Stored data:
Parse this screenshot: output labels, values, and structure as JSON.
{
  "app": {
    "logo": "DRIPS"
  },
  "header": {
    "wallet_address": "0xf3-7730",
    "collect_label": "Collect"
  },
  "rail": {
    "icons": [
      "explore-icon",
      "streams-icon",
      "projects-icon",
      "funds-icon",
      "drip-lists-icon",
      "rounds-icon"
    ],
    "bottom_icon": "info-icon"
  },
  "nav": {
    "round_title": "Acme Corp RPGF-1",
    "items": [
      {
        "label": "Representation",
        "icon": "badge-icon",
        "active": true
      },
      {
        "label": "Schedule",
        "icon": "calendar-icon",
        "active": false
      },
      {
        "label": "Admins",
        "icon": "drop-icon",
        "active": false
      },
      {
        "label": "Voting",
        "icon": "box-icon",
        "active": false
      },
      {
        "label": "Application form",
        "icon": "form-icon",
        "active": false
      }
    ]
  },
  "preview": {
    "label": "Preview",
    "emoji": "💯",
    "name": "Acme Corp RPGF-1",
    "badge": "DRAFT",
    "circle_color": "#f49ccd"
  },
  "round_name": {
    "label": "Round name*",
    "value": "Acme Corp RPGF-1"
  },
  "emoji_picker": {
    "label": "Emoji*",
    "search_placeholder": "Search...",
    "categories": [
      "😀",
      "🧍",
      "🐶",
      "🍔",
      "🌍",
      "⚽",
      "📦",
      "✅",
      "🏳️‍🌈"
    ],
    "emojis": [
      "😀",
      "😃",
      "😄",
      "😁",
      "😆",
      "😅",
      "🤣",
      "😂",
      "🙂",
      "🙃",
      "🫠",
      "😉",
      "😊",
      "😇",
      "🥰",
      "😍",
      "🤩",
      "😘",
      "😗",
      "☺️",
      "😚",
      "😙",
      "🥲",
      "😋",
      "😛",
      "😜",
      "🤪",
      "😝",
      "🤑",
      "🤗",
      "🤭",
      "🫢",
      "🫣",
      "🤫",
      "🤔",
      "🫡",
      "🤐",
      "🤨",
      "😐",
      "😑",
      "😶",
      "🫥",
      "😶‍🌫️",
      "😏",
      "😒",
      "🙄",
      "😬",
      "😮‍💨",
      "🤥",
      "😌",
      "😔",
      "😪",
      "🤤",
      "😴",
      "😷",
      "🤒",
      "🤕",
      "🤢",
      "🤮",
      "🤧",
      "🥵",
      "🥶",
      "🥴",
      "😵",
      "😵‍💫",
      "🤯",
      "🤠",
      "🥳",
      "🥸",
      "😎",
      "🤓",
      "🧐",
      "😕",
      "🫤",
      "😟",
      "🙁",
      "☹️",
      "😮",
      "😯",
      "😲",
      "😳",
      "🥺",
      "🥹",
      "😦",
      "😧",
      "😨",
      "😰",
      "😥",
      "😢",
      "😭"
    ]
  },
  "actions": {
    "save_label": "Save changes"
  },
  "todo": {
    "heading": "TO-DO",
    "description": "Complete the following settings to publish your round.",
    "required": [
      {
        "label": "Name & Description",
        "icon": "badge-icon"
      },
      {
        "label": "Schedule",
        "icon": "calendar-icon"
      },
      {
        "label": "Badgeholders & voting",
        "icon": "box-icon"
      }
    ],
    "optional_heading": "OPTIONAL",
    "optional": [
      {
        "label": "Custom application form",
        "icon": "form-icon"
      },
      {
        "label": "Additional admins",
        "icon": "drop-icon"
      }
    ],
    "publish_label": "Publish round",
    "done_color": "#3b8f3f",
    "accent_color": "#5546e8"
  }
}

### GIVEN PROBLEM
Using the listing, copy every line where the word "Corp" shows up.

### SOLUTION TO THIS TASK
    "round_title": "Acme Corp RPGF-1",
    "name": "Acme Corp RPGF-1",
    "value": "Acme Corp RPGF-1"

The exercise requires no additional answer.